[Aim of the task] Look through the records and report how many lines include the word "Korea", with no other words.

+++ Supplied data +++

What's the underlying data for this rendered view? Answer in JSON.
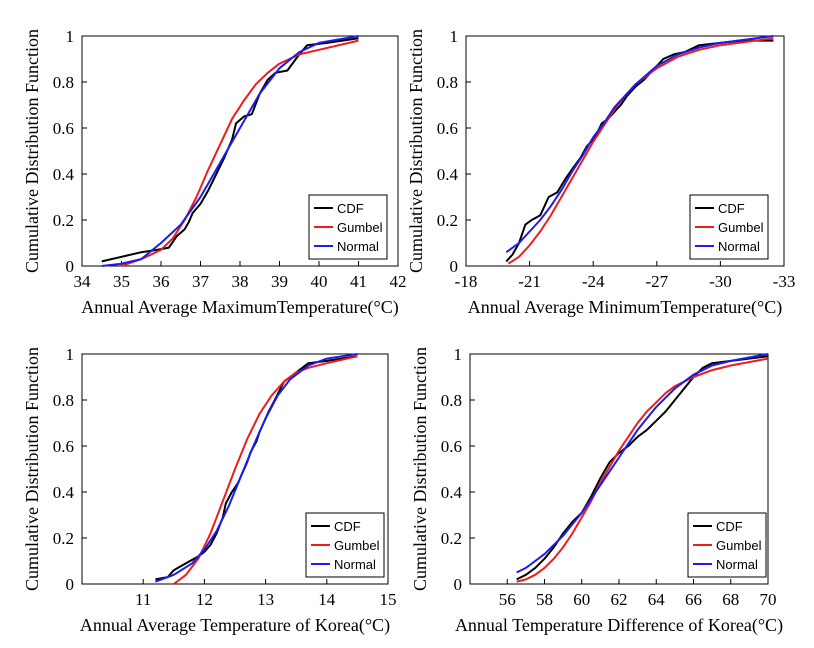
{
  "chart_data": [
    {
      "type": "line",
      "xlabel": "Annual Average MaximumTemperature(°C)",
      "ylabel": "Cumulative Distribution Function",
      "xlim": [
        34,
        42
      ],
      "ylim": [
        0,
        1
      ],
      "xticks": [
        34,
        35,
        36,
        37,
        38,
        39,
        40,
        41,
        42
      ],
      "xtick_labels": [
        "34",
        "35",
        "36",
        "37",
        "38",
        "39",
        "40",
        "41",
        "42"
      ],
      "yticks": [
        0,
        0.2,
        0.4,
        0.6,
        0.8,
        1
      ],
      "ytick_labels": [
        "0",
        "0.2",
        "0.4",
        "0.6",
        "0.8",
        "1"
      ],
      "grid": false,
      "legend_position": "bottom-right",
      "series": [
        {
          "name": "CDF",
          "color": "#000000",
          "x": [
            34.5,
            35.0,
            35.5,
            35.9,
            36.2,
            36.4,
            36.6,
            36.7,
            36.8,
            37.0,
            37.2,
            37.4,
            37.6,
            37.8,
            37.9,
            38.1,
            38.3,
            38.5,
            38.7,
            38.9,
            39.2,
            39.5,
            39.7,
            40.2,
            41.0
          ],
          "y": [
            0.02,
            0.04,
            0.06,
            0.07,
            0.08,
            0.13,
            0.16,
            0.19,
            0.23,
            0.27,
            0.33,
            0.4,
            0.47,
            0.55,
            0.62,
            0.65,
            0.66,
            0.75,
            0.81,
            0.84,
            0.85,
            0.92,
            0.96,
            0.97,
            0.99
          ]
        },
        {
          "name": "Gumbel",
          "color": "#ee1c1c",
          "x": [
            35.0,
            35.5,
            36.0,
            36.3,
            36.6,
            36.9,
            37.2,
            37.5,
            37.8,
            38.1,
            38.4,
            38.7,
            39.0,
            39.5,
            40.0,
            41.0
          ],
          "y": [
            0.0,
            0.03,
            0.07,
            0.12,
            0.2,
            0.3,
            0.42,
            0.53,
            0.64,
            0.72,
            0.79,
            0.84,
            0.88,
            0.92,
            0.94,
            0.98
          ]
        },
        {
          "name": "Normal",
          "color": "#1c1cee",
          "x": [
            34.5,
            35.0,
            35.5,
            36.0,
            36.5,
            37.0,
            37.5,
            38.0,
            38.5,
            39.0,
            39.5,
            40.0,
            41.0
          ],
          "y": [
            0.0,
            0.01,
            0.03,
            0.1,
            0.18,
            0.3,
            0.45,
            0.6,
            0.75,
            0.86,
            0.93,
            0.97,
            1.0
          ]
        }
      ]
    },
    {
      "type": "line",
      "xlabel": "Annual Average MinimumTemperature(°C)",
      "ylabel": "Cumulative Distribution Function",
      "xlim": [
        -18,
        -33
      ],
      "ylim": [
        0,
        1
      ],
      "xticks": [
        -18,
        -21,
        -24,
        -27,
        -30,
        -33
      ],
      "xtick_labels": [
        "-18",
        "-21",
        "-24",
        "-27",
        "-30",
        "-33"
      ],
      "yticks": [
        0,
        0.2,
        0.4,
        0.6,
        0.8,
        1
      ],
      "ytick_labels": [
        "0",
        "0.2",
        "0.4",
        "0.6",
        "0.8",
        "1"
      ],
      "grid": false,
      "legend_position": "bottom-right",
      "series": [
        {
          "name": "CDF",
          "color": "#000000",
          "x": [
            -19.9,
            -20.2,
            -20.5,
            -20.8,
            -21.1,
            -21.5,
            -21.9,
            -22.3,
            -22.7,
            -23.0,
            -23.4,
            -23.7,
            -24.1,
            -24.4,
            -24.7,
            -25.0,
            -25.3,
            -25.6,
            -26.0,
            -26.4,
            -26.8,
            -27.3,
            -27.8,
            -28.3,
            -29.0,
            -30.0,
            -31.0,
            -32.5
          ],
          "y": [
            0.02,
            0.05,
            0.1,
            0.18,
            0.2,
            0.22,
            0.3,
            0.32,
            0.38,
            0.42,
            0.47,
            0.52,
            0.56,
            0.62,
            0.64,
            0.67,
            0.7,
            0.74,
            0.78,
            0.81,
            0.85,
            0.9,
            0.92,
            0.93,
            0.96,
            0.97,
            0.98,
            0.98
          ]
        },
        {
          "name": "Gumbel",
          "color": "#ee1c1c",
          "x": [
            -20.0,
            -20.5,
            -21.0,
            -21.5,
            -22.0,
            -22.5,
            -23.0,
            -23.5,
            -24.0,
            -24.5,
            -25.0,
            -25.5,
            -26.0,
            -27.0,
            -28.0,
            -29.0,
            -30.0,
            -32.5
          ],
          "y": [
            0.01,
            0.04,
            0.09,
            0.15,
            0.22,
            0.3,
            0.38,
            0.46,
            0.54,
            0.61,
            0.68,
            0.74,
            0.79,
            0.86,
            0.91,
            0.94,
            0.96,
            0.99
          ]
        },
        {
          "name": "Normal",
          "color": "#1c1cee",
          "x": [
            -19.9,
            -20.5,
            -21.0,
            -21.5,
            -22.0,
            -22.5,
            -23.0,
            -23.5,
            -24.0,
            -24.5,
            -25.0,
            -25.5,
            -26.0,
            -27.0,
            -28.0,
            -29.0,
            -30.0,
            -32.5
          ],
          "y": [
            0.06,
            0.1,
            0.15,
            0.2,
            0.26,
            0.33,
            0.41,
            0.48,
            0.56,
            0.62,
            0.69,
            0.74,
            0.79,
            0.87,
            0.92,
            0.95,
            0.97,
            1.0
          ]
        }
      ]
    },
    {
      "type": "line",
      "xlabel": "Annual Average Temperature of Korea(°C)",
      "ylabel": "Cumulative Distribution Function",
      "xlim": [
        10,
        15
      ],
      "ylim": [
        0,
        1
      ],
      "xticks": [
        11,
        12,
        13,
        14,
        15
      ],
      "xtick_labels": [
        "11",
        "12",
        "13",
        "14",
        "15"
      ],
      "yticks": [
        0,
        0.2,
        0.4,
        0.6,
        0.8,
        1
      ],
      "ytick_labels": [
        "0",
        "0.2",
        "0.4",
        "0.6",
        "0.8",
        "1"
      ],
      "grid": false,
      "legend_position": "bottom-right",
      "series": [
        {
          "name": "CDF",
          "color": "#000000",
          "x": [
            11.2,
            11.4,
            11.5,
            11.7,
            11.9,
            12.0,
            12.1,
            12.2,
            12.3,
            12.35,
            12.45,
            12.55,
            12.6,
            12.7,
            12.75,
            12.85,
            12.9,
            13.0,
            13.05,
            13.15,
            13.3,
            13.5,
            13.7,
            14.0,
            14.5
          ],
          "y": [
            0.02,
            0.03,
            0.06,
            0.09,
            0.12,
            0.14,
            0.17,
            0.22,
            0.29,
            0.35,
            0.4,
            0.44,
            0.47,
            0.53,
            0.57,
            0.62,
            0.66,
            0.72,
            0.75,
            0.8,
            0.88,
            0.92,
            0.96,
            0.97,
            0.99
          ]
        },
        {
          "name": "Gumbel",
          "color": "#ee1c1c",
          "x": [
            11.5,
            11.7,
            11.9,
            12.1,
            12.3,
            12.5,
            12.7,
            12.9,
            13.1,
            13.3,
            13.5,
            13.7,
            14.0,
            14.5
          ],
          "y": [
            0.0,
            0.04,
            0.11,
            0.22,
            0.36,
            0.5,
            0.63,
            0.74,
            0.82,
            0.88,
            0.92,
            0.94,
            0.96,
            0.99
          ]
        },
        {
          "name": "Normal",
          "color": "#1c1cee",
          "x": [
            11.2,
            11.5,
            11.8,
            12.0,
            12.2,
            12.4,
            12.6,
            12.8,
            13.0,
            13.2,
            13.4,
            13.7,
            14.0,
            14.5
          ],
          "y": [
            0.01,
            0.04,
            0.09,
            0.15,
            0.23,
            0.34,
            0.47,
            0.6,
            0.72,
            0.82,
            0.89,
            0.95,
            0.98,
            1.0
          ]
        }
      ]
    },
    {
      "type": "line",
      "xlabel": "Annual Temperature Difference of Korea(°C)",
      "ylabel": "Cumulative Distribution Function",
      "xlim": [
        54,
        70
      ],
      "ylim": [
        0,
        1
      ],
      "xticks": [
        56,
        58,
        60,
        62,
        64,
        66,
        68,
        70
      ],
      "xtick_labels": [
        "56",
        "58",
        "60",
        "62",
        "64",
        "66",
        "68",
        "70"
      ],
      "yticks": [
        0,
        0.2,
        0.4,
        0.6,
        0.8,
        1
      ],
      "ytick_labels": [
        "0",
        "0.2",
        "0.4",
        "0.6",
        "0.8",
        "1"
      ],
      "grid": false,
      "legend_position": "bottom-right",
      "series": [
        {
          "name": "CDF",
          "color": "#000000",
          "x": [
            56.5,
            57.0,
            57.5,
            58.0,
            58.5,
            59.0,
            59.5,
            60.0,
            60.5,
            61.0,
            61.5,
            62.0,
            62.5,
            63.0,
            63.5,
            64.0,
            64.5,
            65.0,
            65.5,
            66.0,
            66.5,
            67.0,
            68.0,
            70.0
          ],
          "y": [
            0.02,
            0.04,
            0.07,
            0.11,
            0.16,
            0.22,
            0.27,
            0.31,
            0.38,
            0.46,
            0.53,
            0.57,
            0.6,
            0.64,
            0.67,
            0.71,
            0.75,
            0.8,
            0.85,
            0.9,
            0.94,
            0.96,
            0.97,
            0.99
          ]
        },
        {
          "name": "Gumbel",
          "color": "#ee1c1c",
          "x": [
            56.5,
            57.0,
            57.5,
            58.0,
            58.5,
            59.0,
            59.5,
            60.0,
            60.5,
            61.0,
            61.5,
            62.0,
            62.5,
            63.0,
            63.5,
            64.0,
            64.5,
            65.0,
            66.0,
            67.0,
            68.0,
            70.0
          ],
          "y": [
            0.01,
            0.02,
            0.04,
            0.07,
            0.11,
            0.16,
            0.22,
            0.29,
            0.36,
            0.44,
            0.51,
            0.58,
            0.64,
            0.7,
            0.75,
            0.79,
            0.83,
            0.86,
            0.9,
            0.93,
            0.95,
            0.98
          ]
        },
        {
          "name": "Normal",
          "color": "#1c1cee",
          "x": [
            56.5,
            57.0,
            57.5,
            58.0,
            58.5,
            59.0,
            59.5,
            60.0,
            60.5,
            61.0,
            61.5,
            62.0,
            62.5,
            63.0,
            63.5,
            64.0,
            64.5,
            65.0,
            66.0,
            67.0,
            68.0,
            70.0
          ],
          "y": [
            0.05,
            0.07,
            0.1,
            0.13,
            0.17,
            0.21,
            0.26,
            0.31,
            0.37,
            0.43,
            0.49,
            0.55,
            0.61,
            0.67,
            0.72,
            0.77,
            0.81,
            0.85,
            0.91,
            0.95,
            0.97,
            1.0
          ]
        }
      ]
    }
  ]
}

+++

[Worked answer] 2